[Recorded data]

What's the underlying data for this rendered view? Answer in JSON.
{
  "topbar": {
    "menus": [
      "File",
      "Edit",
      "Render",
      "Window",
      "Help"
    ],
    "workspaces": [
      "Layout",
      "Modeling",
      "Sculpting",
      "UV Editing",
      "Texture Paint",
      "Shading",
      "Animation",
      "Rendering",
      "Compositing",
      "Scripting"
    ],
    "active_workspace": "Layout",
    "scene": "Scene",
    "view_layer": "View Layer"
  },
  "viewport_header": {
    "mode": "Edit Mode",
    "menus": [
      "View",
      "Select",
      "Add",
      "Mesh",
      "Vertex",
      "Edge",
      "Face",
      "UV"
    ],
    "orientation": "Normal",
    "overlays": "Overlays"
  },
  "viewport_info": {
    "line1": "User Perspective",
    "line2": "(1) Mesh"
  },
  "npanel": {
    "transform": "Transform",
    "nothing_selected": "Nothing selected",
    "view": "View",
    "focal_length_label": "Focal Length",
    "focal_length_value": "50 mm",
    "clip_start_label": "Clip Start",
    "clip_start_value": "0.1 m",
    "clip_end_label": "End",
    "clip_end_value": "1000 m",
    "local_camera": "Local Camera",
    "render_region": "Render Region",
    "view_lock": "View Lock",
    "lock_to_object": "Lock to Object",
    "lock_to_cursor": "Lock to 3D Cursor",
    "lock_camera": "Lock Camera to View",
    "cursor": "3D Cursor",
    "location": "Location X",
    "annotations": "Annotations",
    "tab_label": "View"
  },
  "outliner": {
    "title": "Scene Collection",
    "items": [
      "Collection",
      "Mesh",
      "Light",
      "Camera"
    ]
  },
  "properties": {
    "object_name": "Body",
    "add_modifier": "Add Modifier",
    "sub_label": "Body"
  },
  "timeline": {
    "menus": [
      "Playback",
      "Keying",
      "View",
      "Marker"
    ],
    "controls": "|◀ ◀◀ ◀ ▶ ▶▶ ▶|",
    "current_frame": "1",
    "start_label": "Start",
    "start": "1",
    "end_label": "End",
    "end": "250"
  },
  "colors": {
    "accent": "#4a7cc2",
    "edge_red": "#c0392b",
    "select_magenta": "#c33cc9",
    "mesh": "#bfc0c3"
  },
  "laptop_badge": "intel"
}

> Requirement: Without leaving anything out, quote all the data.

> Complete output:
What's the underlying data for this rendered view? Answer in JSON.
{
  "topbar": {
    "menus": [
      "File",
      "Edit",
      "Render",
      "Window",
      "Help"
    ],
    "workspaces": [
      "Layout",
      "Modeling",
      "Sculpting",
      "UV Editing",
      "Texture Paint",
      "Shading",
      "Animation",
      "Rendering",
      "Compositing",
      "Scripting"
    ],
    "active_workspace": "Layout",
    "scene": "Scene",
    "view_layer": "View Layer"
  },
  "viewport_header": {
    "mode": "Edit Mode",
    "menus": [
      "View",
      "Select",
      "Add",
      "Mesh",
      "Vertex",
      "Edge",
      "Face",
      "UV"
    ],
    "orientation": "Normal",
    "overlays": "Overlays"
  },
  "viewport_info": {
    "line1": "User Perspective",
    "line2": "(1) Mesh"
  },
  "npanel": {
    "transform": "Transform",
    "nothing_selected": "Nothing selected",
    "view": "View",
    "focal_length_label": "Focal Length",
    "focal_length_value": "50 mm",
    "clip_start_label": "Clip Start",
    "clip_start_value": "0.1 m",
    "clip_end_label": "End",
    "clip_end_value": "1000 m",
    "local_camera": "Local Camera",
    "render_region": "Render Region",
    "view_lock": "View Lock",
    "lock_to_object": "Lock to Object",
    "lock_to_cursor": "Lock to 3D Cursor",
    "lock_camera": "Lock Camera to View",
    "cursor": "3D Cursor",
    "location": "Location X",
    "annotations": "Annotations",
    "tab_label": "View"
  },
  "outliner": {
    "title": "Scene Collection",
    "items": [
      "Collection",
      "Mesh",
      "Light",
      "Camera"
    ]
  },
  "properties": {
    "object_name": "Body",
    "add_modifier": "Add Modifier",
    "sub_label": "Body"
  },
  "timeline": {
    "menus": [
      "Playback",
      "Keying",
      "View",
      "Marker"
    ],
    "controls": "|◀ ◀◀ ◀ ▶ ▶▶ ▶|",
    "current_frame": "1",
    "start_label": "Start",
    "start": "1",
    "end_label": "End",
    "end": "250"
  },
  "colors": {
    "accent": "#4a7cc2",
    "edge_red": "#c0392b",
    "select_magenta": "#c33cc9",
    "mesh": "#bfc0c3"
  },
  "laptop_badge": "intel"
}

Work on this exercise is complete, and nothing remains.